Directive → Copy the following rows word for word, keeping every line, number, and line break unchanged.

Given records →
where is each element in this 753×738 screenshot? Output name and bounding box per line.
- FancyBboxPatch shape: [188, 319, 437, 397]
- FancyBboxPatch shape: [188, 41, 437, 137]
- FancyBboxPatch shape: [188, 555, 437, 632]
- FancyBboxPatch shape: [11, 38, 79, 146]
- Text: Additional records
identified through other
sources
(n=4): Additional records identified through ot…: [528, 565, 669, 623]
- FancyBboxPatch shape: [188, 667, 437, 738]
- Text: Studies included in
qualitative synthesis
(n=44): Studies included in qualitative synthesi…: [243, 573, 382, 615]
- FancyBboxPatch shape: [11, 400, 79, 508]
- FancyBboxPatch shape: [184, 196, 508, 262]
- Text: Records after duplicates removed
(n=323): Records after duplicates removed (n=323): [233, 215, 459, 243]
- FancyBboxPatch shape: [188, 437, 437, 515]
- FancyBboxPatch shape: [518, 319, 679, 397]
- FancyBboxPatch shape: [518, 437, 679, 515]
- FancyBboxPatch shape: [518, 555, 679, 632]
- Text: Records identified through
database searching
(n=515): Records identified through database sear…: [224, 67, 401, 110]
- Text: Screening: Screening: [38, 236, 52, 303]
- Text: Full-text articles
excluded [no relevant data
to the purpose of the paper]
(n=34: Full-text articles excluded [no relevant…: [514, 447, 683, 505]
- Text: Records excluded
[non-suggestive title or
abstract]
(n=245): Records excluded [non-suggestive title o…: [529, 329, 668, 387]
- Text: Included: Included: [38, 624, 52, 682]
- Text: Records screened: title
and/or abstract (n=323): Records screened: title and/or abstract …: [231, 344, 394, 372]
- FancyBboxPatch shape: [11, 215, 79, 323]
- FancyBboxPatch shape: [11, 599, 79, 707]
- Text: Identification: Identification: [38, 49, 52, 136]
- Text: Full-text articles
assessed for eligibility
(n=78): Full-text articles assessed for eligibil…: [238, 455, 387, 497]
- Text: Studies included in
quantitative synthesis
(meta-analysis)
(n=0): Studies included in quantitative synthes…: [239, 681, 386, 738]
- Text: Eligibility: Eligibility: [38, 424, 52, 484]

Reply →
where is each element in this 753×738 screenshot? Output name and bounding box per line.
- FancyBboxPatch shape: [188, 319, 437, 397]
- FancyBboxPatch shape: [188, 41, 437, 137]
- FancyBboxPatch shape: [188, 555, 437, 632]
- FancyBboxPatch shape: [11, 38, 79, 146]
- Text: Additional records
identified through other
sources
(n=4): Additional records identified through ot…: [528, 565, 669, 623]
- FancyBboxPatch shape: [188, 667, 437, 738]
- Text: Studies included in
qualitative synthesis
(n=44): Studies included in qualitative synthesi…: [243, 573, 382, 615]
- FancyBboxPatch shape: [11, 400, 79, 508]
- FancyBboxPatch shape: [184, 196, 508, 262]
- Text: Records after duplicates removed
(n=323): Records after duplicates removed (n=323): [233, 215, 459, 243]
- FancyBboxPatch shape: [188, 437, 437, 515]
- FancyBboxPatch shape: [518, 319, 679, 397]
- FancyBboxPatch shape: [518, 437, 679, 515]
- FancyBboxPatch shape: [518, 555, 679, 632]
- Text: Records identified through
database searching
(n=515): Records identified through database sear…: [224, 67, 401, 110]
- Text: Screening: Screening: [38, 236, 52, 303]
- Text: Full-text articles
excluded [no relevant data
to the purpose of the paper]
(n=34: Full-text articles excluded [no relevant…: [514, 447, 683, 505]
- Text: Records excluded
[non-suggestive title or
abstract]
(n=245): Records excluded [non-suggestive title o…: [529, 329, 668, 387]
- Text: Included: Included: [38, 624, 52, 682]
- Text: Records screened: title
and/or abstract (n=323): Records screened: title and/or abstract …: [231, 344, 394, 372]
- FancyBboxPatch shape: [11, 215, 79, 323]
- FancyBboxPatch shape: [11, 599, 79, 707]
- Text: Identification: Identification: [38, 49, 52, 136]
- Text: Full-text articles
assessed for eligibility
(n=78): Full-text articles assessed for eligibil…: [238, 455, 387, 497]
- Text: Studies included in
quantitative synthesis
(meta-analysis)
(n=0): Studies included in quantitative synthes…: [239, 681, 386, 738]
- Text: Eligibility: Eligibility: [38, 424, 52, 484]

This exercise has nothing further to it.